**Provided material**
○ ○ ○

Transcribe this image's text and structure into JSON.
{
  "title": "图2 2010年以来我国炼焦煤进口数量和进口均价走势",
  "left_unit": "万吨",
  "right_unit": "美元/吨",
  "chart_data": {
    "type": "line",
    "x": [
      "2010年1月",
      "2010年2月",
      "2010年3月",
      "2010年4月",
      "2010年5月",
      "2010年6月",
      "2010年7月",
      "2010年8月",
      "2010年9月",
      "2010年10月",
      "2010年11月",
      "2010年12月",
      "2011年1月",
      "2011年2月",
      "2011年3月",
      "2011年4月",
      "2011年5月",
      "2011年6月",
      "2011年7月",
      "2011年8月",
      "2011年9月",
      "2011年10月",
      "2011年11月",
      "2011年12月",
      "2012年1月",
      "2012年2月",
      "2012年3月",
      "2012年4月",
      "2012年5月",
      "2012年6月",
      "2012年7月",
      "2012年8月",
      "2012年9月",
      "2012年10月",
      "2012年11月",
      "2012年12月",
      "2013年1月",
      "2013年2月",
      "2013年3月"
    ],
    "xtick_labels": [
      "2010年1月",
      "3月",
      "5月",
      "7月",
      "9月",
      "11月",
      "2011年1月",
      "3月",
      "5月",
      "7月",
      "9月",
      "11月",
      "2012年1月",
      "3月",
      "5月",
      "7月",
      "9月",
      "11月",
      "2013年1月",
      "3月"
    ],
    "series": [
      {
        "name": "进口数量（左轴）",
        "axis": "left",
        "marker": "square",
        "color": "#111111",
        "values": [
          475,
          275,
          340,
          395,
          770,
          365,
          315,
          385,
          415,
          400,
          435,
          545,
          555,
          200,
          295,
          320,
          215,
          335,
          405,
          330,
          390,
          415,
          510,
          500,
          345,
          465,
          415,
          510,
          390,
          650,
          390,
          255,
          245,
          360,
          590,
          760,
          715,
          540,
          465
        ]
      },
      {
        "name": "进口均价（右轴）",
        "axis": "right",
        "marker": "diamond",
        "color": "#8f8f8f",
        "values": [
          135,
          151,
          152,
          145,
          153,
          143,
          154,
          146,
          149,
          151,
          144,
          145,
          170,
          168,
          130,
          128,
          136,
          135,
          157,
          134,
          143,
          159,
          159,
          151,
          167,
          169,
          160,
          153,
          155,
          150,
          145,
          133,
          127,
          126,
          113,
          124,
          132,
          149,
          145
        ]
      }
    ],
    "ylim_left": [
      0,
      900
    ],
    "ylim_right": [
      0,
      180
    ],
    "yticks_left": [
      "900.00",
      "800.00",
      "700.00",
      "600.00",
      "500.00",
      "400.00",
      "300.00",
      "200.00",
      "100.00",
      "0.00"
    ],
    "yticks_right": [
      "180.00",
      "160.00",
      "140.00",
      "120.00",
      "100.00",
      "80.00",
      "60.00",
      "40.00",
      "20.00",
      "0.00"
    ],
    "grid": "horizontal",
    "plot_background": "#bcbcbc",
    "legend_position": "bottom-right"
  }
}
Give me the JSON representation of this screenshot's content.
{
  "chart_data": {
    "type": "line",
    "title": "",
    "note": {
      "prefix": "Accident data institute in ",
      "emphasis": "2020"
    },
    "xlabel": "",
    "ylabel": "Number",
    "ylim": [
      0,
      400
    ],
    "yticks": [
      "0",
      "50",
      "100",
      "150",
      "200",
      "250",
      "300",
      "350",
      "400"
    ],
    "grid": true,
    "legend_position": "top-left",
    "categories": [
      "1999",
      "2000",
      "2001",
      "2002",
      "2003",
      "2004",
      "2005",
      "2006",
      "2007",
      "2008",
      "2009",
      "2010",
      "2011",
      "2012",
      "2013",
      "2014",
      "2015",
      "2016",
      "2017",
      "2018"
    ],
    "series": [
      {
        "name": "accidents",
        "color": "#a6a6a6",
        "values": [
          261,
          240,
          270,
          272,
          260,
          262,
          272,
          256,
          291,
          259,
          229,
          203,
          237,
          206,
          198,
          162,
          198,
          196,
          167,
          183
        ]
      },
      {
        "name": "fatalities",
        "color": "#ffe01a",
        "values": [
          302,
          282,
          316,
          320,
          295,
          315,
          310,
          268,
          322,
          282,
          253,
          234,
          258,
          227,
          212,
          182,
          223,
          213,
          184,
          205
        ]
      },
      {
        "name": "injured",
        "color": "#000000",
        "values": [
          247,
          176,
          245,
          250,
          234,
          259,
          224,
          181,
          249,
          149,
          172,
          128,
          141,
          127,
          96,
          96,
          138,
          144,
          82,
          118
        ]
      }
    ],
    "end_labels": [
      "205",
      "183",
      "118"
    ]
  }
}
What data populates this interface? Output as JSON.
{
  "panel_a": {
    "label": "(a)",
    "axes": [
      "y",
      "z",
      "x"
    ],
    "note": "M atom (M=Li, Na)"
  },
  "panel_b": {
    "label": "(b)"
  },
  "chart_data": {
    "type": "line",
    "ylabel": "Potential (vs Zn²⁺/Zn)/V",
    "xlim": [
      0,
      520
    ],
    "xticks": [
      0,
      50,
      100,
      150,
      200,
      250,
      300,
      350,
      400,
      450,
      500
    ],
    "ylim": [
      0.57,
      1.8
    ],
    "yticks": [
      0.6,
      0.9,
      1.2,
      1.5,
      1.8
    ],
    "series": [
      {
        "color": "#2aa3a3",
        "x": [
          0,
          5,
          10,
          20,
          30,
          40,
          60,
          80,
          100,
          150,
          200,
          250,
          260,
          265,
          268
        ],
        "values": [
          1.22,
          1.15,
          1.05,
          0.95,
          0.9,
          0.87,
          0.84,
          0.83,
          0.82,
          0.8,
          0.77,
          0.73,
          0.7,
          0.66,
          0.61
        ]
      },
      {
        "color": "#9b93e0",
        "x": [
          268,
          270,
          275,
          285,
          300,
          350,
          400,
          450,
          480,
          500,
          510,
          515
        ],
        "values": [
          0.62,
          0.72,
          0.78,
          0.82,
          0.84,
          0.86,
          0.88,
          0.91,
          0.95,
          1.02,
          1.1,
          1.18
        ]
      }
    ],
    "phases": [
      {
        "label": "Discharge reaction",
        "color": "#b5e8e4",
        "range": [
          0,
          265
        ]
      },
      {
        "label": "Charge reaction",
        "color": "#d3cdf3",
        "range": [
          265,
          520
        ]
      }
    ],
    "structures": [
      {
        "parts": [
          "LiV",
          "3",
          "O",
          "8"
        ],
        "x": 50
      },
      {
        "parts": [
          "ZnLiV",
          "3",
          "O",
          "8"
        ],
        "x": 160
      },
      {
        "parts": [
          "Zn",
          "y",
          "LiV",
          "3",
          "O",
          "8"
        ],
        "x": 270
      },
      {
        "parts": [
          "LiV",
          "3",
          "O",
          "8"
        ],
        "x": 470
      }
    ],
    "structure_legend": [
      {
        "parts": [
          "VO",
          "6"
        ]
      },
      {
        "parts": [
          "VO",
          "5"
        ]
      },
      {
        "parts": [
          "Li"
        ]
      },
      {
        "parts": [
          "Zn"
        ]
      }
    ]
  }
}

○ ○ ○

**Challenge**
Go through the records and copy each line with "title" in it.

**Answer to this problem**
  "title": "图2 2010年以来我国炼焦煤进口数量和进口均价走势",
    "title": "",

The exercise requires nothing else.